*STATED GOAL*.
Images must not appear in your copy; reproduce every other part of the records exactly.

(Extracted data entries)

--------

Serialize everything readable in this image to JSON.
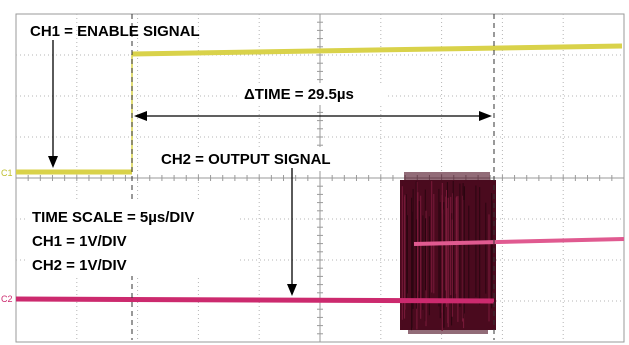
{
  "chart_data": {
    "type": "line",
    "title": "",
    "xlabel": "",
    "ylabel": "",
    "grid": true,
    "annotations": {
      "ch1_label": "CH1 = ENABLE SIGNAL",
      "ch2_label": "CH2 = OUTPUT SIGNAL",
      "delta_time_label": "ΔTIME = 29.5µs",
      "time_scale_label": "TIME SCALE = 5µs/DIV",
      "ch1_scale_label": "CH1 = 1V/DIV",
      "ch2_scale_label": "CH2 = 1V/DIV"
    },
    "time_per_div_us": 5,
    "delta_time_us": 29.5,
    "channel_markers": [
      "C1",
      "C2"
    ],
    "series": [
      {
        "name": "CH1",
        "color": "#d9d24a",
        "low_level": "low",
        "high_level": "high",
        "transition": "rising edge"
      },
      {
        "name": "CH2",
        "color": "#cc2a6e",
        "low_level": "low",
        "high_level": "high",
        "transition": "rising after burst"
      }
    ]
  }
}
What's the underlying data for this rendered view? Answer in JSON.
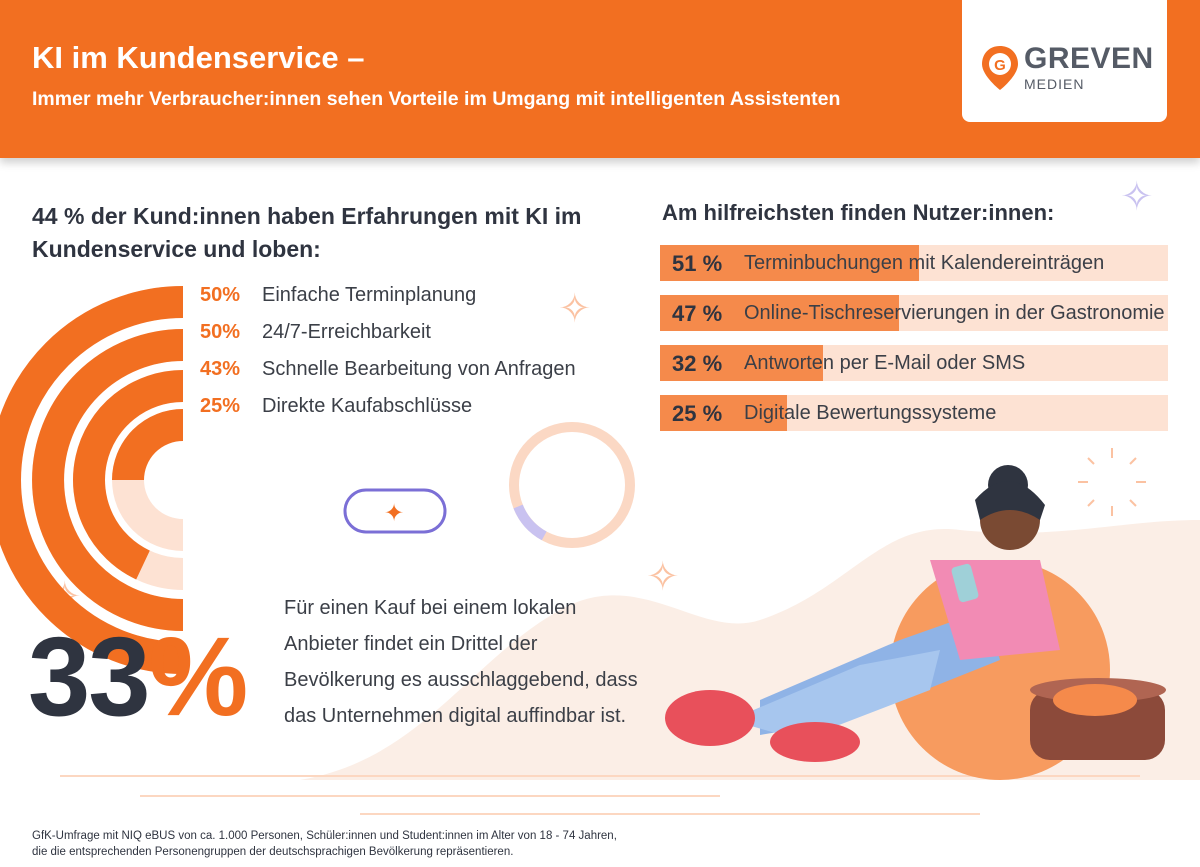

--------

*OUTPUT OF THE TASK*.
Serialize everything readable in this image to JSON.
{
  "chart_data": {
    "type": "line",
    "title": "",
    "xlabel": "",
    "ylabel": "",
    "grid": true,
    "annotations": {
      "ch1_label": "CH1 = ENABLE SIGNAL",
      "ch2_label": "CH2 = OUTPUT SIGNAL",
      "delta_time_label": "ΔTIME = 29.5µs",
      "time_scale_label": "TIME SCALE = 5µs/DIV",
      "ch1_scale_label": "CH1 = 1V/DIV",
      "ch2_scale_label": "CH2 = 1V/DIV"
    },
    "time_per_div_us": 5,
    "delta_time_us": 29.5,
    "channel_markers": [
      "C1",
      "C2"
    ],
    "series": [
      {
        "name": "CH1",
        "color": "#d9d24a",
        "low_level": "low",
        "high_level": "high",
        "transition": "rising edge"
      },
      {
        "name": "CH2",
        "color": "#cc2a6e",
        "low_level": "low",
        "high_level": "high",
        "transition": "rising after burst"
      }
    ]
  }
}
What's the underlying data for this rendered view? Answer in JSON.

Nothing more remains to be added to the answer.